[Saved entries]
★ ★ ★ ★ ★

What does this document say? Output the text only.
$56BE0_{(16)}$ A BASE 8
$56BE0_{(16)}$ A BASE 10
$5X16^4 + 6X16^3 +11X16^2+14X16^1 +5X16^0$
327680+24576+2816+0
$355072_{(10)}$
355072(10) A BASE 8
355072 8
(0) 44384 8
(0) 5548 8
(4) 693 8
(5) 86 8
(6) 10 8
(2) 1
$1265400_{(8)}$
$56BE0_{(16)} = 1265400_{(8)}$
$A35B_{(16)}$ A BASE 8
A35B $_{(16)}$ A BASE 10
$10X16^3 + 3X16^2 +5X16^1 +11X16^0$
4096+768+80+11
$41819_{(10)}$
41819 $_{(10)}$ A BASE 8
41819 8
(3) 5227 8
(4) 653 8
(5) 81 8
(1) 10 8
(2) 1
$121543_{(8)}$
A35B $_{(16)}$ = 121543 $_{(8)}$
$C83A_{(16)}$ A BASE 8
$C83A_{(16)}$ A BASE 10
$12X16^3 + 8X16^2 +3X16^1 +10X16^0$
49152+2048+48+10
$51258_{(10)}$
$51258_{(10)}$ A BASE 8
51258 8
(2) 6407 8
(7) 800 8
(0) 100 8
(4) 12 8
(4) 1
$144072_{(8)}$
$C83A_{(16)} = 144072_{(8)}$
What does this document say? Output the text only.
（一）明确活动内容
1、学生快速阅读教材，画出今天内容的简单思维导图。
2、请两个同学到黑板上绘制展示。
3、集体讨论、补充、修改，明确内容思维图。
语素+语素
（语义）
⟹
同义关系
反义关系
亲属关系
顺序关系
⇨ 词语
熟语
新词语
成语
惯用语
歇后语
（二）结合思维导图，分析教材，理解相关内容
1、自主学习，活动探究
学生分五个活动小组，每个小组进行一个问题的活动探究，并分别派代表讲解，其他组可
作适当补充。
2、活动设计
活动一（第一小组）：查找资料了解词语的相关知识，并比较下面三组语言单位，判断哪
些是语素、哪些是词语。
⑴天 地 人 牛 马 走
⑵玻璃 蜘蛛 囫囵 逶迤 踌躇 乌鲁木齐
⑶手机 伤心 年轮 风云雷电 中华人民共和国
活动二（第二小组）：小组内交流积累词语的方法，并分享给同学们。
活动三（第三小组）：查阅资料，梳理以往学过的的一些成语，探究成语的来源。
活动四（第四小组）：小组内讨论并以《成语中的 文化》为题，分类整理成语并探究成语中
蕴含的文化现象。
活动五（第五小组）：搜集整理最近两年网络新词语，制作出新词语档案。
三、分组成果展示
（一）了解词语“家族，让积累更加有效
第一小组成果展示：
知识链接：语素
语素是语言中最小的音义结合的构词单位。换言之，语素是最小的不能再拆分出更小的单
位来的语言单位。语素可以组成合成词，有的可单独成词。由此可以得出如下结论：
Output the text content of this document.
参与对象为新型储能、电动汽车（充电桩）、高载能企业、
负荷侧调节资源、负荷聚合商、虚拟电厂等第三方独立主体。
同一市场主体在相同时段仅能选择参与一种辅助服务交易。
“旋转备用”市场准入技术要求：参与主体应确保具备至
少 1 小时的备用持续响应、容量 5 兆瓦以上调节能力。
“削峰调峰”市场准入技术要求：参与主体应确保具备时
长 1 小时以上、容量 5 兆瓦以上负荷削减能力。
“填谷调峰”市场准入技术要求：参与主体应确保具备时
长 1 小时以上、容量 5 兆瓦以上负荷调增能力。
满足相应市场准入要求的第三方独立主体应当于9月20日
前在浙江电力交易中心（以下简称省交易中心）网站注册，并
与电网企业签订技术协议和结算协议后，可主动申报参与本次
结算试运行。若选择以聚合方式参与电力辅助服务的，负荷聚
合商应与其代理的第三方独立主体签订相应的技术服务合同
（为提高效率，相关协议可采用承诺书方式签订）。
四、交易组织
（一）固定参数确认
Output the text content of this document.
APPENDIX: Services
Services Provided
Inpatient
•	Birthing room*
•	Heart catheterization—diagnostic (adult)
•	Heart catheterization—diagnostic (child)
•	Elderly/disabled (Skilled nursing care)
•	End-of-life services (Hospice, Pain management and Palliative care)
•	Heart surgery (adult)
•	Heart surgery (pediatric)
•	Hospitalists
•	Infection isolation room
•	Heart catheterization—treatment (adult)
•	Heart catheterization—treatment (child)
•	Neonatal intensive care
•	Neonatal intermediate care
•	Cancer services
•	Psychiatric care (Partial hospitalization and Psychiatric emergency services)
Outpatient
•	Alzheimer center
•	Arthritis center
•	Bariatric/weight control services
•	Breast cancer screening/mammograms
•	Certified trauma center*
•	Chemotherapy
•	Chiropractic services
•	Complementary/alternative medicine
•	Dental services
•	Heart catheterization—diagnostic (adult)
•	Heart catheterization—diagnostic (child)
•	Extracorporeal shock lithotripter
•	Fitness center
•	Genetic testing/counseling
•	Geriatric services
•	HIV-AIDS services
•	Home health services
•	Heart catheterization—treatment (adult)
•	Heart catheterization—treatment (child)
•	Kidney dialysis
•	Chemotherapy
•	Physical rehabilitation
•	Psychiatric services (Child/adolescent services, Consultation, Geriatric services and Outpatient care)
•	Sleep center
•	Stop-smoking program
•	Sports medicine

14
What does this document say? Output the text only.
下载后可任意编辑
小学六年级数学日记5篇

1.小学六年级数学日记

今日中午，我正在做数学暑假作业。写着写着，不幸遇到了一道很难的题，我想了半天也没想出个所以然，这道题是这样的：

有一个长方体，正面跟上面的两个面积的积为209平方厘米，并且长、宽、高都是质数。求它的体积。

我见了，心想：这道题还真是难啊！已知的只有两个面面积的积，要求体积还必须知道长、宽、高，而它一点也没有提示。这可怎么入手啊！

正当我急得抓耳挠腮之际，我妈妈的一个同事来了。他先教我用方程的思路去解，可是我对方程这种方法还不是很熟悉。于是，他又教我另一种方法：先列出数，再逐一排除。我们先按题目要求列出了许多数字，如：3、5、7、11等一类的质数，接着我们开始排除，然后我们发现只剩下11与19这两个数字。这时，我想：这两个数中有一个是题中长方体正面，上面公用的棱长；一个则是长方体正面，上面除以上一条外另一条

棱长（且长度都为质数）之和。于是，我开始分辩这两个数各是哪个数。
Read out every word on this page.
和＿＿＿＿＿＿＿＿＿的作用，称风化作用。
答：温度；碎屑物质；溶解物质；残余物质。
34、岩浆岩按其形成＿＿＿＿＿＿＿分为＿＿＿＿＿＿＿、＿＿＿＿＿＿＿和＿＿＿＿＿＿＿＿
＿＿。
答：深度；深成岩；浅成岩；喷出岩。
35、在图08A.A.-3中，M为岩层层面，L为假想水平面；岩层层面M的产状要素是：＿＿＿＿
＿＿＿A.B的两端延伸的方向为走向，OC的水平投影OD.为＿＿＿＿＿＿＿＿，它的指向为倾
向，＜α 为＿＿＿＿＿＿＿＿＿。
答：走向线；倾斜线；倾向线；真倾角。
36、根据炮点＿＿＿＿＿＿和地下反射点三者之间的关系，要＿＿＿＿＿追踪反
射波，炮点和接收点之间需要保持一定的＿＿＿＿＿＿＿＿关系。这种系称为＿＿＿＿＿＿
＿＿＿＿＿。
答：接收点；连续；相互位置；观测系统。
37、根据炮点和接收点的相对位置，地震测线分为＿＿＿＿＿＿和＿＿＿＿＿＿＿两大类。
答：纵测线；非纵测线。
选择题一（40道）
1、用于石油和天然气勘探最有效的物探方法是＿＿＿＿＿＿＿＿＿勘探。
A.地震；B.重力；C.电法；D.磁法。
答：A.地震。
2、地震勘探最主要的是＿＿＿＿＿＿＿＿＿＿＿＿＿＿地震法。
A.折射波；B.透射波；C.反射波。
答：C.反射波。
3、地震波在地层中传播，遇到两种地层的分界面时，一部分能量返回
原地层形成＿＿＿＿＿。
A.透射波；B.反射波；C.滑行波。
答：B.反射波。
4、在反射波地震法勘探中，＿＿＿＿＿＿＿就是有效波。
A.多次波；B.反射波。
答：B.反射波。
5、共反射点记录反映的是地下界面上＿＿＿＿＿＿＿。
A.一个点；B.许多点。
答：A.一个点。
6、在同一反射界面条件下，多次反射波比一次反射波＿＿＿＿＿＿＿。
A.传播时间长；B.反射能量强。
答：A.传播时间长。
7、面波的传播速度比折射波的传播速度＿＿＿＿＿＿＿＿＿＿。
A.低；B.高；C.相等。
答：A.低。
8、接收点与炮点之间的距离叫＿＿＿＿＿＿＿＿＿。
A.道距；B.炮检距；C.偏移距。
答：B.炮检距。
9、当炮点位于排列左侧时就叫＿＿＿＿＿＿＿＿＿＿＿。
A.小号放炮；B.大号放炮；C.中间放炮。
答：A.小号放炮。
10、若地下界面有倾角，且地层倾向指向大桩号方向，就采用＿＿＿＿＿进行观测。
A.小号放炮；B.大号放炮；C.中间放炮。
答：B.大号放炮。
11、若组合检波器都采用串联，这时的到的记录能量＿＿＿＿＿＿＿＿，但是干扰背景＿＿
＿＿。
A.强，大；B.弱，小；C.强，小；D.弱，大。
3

★ ★ ★ ★ ★

- **Task prompt**
For the listing above, identify each line bearing "Outpatient".

- **Result of the task**
Outpatient
•	Psychiatric services (Child/adolescent services, Consultation, Geriatric services and Outpatient care)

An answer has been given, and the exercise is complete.